Given request: Below is a block of records; repeat each one exactly.

....

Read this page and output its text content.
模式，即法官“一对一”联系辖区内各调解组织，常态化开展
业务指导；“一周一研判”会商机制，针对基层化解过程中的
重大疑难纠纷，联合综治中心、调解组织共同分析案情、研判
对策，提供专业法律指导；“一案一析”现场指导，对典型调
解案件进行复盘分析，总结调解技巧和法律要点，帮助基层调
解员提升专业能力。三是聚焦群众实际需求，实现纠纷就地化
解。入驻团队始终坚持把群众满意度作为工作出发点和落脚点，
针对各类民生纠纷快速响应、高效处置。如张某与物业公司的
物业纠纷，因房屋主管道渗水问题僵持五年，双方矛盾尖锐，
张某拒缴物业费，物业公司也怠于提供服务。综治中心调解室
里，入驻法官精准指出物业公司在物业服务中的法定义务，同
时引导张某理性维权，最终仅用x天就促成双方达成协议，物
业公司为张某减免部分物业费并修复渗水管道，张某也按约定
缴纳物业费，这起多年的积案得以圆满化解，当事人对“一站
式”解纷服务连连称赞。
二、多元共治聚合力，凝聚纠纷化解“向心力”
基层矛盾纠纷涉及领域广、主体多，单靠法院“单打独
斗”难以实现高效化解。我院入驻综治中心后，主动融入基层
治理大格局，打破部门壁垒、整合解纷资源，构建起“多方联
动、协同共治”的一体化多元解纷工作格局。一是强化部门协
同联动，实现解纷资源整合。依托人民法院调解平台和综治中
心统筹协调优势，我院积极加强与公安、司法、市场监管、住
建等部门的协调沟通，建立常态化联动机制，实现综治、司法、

....

Expected output:
Read this page and output its text content.
模式，即法官“一对一”联系辖区内各调解组织，常态化开展
业务指导；“一周一研判”会商机制，针对基层化解过程中的
重大疑难纠纷，联合综治中心、调解组织共同分析案情、研判
对策，提供专业法律指导；“一案一析”现场指导，对典型调
解案件进行复盘分析，总结调解技巧和法律要点，帮助基层调
解员提升专业能力。三是聚焦群众实际需求，实现纠纷就地化
解。入驻团队始终坚持把群众满意度作为工作出发点和落脚点，
针对各类民生纠纷快速响应、高效处置。如张某与物业公司的
物业纠纷，因房屋主管道渗水问题僵持五年，双方矛盾尖锐，
张某拒缴物业费，物业公司也怠于提供服务。综治中心调解室
里，入驻法官精准指出物业公司在物业服务中的法定义务，同
时引导张某理性维权，最终仅用x天就促成双方达成协议，物
业公司为张某减免部分物业费并修复渗水管道，张某也按约定
缴纳物业费，这起多年的积案得以圆满化解，当事人对“一站
式”解纷服务连连称赞。
二、多元共治聚合力，凝聚纠纷化解“向心力”
基层矛盾纠纷涉及领域广、主体多，单靠法院“单打独
斗”难以实现高效化解。我院入驻综治中心后，主动融入基层
治理大格局，打破部门壁垒、整合解纷资源，构建起“多方联
动、协同共治”的一体化多元解纷工作格局。一是强化部门协
同联动，实现解纷资源整合。依托人民法院调解平台和综治中
心统筹协调优势，我院积极加强与公安、司法、市场监管、住
建等部门的协调沟通，建立常态化联动机制，实现综治、司法、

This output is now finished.